Listed records Block Start

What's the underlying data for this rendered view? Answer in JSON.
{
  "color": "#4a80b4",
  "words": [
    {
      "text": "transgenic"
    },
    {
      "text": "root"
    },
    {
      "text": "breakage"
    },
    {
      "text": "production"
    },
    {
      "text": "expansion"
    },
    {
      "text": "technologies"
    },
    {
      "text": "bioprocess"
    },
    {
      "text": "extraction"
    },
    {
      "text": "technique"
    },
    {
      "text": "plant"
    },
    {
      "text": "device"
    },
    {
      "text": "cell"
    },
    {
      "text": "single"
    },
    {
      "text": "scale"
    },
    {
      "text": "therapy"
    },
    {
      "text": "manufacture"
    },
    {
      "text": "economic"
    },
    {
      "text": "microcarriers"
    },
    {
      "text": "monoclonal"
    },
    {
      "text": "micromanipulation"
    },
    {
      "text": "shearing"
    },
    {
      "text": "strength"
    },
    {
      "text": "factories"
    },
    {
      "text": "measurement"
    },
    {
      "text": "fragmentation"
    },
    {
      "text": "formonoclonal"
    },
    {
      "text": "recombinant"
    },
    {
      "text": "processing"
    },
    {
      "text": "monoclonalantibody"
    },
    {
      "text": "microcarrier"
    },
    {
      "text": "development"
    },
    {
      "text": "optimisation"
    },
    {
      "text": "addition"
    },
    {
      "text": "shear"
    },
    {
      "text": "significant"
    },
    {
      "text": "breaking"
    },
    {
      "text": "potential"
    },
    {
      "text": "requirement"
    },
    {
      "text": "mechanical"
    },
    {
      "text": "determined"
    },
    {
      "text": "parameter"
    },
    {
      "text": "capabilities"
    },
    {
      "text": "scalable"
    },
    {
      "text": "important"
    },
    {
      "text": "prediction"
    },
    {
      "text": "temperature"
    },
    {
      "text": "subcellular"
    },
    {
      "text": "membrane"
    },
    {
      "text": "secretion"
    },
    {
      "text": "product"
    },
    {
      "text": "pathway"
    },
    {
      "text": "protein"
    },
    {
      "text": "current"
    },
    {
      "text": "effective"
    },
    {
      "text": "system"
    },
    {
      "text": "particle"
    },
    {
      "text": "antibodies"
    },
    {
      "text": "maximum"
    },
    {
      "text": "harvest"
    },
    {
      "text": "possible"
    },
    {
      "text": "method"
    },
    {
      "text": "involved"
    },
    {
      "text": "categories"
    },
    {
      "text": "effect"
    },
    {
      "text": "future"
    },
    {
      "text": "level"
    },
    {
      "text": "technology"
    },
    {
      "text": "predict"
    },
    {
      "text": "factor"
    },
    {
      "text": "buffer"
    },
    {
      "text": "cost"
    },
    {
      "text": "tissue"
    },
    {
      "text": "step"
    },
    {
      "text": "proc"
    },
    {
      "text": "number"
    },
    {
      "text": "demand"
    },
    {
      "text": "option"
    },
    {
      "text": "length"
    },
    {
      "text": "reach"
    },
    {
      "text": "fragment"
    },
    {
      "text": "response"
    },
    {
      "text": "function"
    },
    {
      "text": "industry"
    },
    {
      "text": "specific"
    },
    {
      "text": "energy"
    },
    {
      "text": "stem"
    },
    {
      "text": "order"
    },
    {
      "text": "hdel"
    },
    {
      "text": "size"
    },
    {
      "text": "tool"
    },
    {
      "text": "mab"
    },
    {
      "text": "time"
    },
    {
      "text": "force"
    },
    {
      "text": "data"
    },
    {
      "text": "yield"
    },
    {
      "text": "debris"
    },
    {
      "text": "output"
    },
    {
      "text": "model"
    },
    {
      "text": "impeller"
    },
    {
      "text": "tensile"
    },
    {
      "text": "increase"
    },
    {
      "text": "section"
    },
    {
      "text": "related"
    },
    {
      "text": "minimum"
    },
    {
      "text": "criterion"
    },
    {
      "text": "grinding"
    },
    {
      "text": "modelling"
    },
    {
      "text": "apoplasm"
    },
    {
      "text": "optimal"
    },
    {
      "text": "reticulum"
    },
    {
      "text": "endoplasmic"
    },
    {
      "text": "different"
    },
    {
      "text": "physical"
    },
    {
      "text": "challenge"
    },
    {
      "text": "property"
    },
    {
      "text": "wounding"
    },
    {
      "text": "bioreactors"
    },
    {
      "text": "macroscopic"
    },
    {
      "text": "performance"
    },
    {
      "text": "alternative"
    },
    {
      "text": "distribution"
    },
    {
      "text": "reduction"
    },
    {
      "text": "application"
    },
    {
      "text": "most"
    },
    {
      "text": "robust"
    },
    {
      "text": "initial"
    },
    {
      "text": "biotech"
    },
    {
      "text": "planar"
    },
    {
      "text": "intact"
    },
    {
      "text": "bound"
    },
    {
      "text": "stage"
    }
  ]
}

Listed records Block End

In the entries above, how many lines hold the word "data"? Answer with the number only.

| Result of this exercise |
2